## What this task involves
Identify and pull out each line of the entries in which "know" occurs.

## Record extracts
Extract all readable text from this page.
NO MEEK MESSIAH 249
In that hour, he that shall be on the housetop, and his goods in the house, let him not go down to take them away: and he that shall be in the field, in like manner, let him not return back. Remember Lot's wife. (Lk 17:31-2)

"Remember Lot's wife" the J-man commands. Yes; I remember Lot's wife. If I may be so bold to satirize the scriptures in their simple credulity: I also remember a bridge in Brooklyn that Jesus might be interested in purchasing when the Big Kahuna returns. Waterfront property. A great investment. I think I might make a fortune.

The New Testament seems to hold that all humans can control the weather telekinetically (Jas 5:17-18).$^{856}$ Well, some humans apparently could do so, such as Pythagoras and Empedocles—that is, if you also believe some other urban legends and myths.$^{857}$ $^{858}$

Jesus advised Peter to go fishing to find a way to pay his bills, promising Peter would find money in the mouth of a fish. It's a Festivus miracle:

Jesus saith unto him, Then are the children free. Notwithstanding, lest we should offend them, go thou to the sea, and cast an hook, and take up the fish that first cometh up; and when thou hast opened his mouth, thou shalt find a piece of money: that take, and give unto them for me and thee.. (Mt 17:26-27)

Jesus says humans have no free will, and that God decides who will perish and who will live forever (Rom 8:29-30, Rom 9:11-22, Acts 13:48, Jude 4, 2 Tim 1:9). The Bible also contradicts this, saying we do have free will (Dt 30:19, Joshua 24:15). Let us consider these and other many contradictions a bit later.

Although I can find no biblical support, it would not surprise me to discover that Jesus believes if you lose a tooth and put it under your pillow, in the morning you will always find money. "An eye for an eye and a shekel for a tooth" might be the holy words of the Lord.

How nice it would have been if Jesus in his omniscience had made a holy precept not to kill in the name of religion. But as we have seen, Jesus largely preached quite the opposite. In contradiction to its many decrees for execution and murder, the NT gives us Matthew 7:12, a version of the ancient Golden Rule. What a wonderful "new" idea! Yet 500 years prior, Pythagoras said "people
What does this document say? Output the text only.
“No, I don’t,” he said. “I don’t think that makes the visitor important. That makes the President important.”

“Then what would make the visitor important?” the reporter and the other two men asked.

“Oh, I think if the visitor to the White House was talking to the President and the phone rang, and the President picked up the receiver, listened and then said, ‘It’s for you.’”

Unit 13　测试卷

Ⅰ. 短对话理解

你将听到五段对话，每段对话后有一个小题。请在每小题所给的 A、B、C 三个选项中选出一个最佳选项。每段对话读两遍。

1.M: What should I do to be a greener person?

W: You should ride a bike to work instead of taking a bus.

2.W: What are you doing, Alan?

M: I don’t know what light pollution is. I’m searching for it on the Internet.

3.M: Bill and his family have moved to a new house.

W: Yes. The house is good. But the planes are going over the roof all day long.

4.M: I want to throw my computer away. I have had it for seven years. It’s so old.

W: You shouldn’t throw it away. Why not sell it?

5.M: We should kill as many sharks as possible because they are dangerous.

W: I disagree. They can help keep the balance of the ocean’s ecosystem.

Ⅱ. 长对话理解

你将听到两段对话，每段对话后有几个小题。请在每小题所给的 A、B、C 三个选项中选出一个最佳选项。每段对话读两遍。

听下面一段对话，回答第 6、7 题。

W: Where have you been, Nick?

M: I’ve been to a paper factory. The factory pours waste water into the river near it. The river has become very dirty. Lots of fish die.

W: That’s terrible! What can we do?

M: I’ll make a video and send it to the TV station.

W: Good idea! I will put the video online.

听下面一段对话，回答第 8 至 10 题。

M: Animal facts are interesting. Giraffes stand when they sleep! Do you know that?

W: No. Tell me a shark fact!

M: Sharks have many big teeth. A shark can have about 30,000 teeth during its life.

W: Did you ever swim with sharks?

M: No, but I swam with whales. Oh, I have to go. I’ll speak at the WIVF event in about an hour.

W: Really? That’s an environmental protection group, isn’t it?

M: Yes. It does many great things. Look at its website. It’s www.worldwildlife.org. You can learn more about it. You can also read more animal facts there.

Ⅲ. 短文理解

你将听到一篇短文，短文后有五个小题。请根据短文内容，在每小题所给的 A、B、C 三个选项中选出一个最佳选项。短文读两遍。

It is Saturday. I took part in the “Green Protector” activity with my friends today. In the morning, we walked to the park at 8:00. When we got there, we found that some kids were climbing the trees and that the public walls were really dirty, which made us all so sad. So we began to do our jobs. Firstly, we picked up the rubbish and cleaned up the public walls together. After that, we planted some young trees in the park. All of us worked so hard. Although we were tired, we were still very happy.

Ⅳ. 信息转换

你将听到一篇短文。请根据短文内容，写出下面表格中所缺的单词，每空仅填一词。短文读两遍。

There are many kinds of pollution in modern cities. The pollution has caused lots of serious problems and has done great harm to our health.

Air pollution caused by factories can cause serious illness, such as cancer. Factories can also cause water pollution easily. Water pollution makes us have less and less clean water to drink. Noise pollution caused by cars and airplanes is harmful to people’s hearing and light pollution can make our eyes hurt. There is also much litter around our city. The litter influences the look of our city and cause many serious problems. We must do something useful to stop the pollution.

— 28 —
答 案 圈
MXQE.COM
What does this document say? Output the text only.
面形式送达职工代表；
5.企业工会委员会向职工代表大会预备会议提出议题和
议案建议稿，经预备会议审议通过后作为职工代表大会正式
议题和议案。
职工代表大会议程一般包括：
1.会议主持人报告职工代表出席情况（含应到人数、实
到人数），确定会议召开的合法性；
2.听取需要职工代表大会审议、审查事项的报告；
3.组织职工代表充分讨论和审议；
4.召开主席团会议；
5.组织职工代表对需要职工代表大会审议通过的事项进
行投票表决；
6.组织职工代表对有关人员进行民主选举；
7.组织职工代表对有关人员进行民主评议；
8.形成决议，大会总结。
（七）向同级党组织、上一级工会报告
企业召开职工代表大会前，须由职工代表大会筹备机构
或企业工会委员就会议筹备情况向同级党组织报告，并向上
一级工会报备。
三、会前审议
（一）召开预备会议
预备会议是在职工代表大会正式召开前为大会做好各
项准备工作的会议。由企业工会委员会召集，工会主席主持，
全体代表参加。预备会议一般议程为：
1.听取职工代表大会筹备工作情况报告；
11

## Result
M: I don’t know what light pollution is. I’m searching for it on the Internet.
M: Animal facts are interesting. Giraffes stand when they sleep! Do you know that?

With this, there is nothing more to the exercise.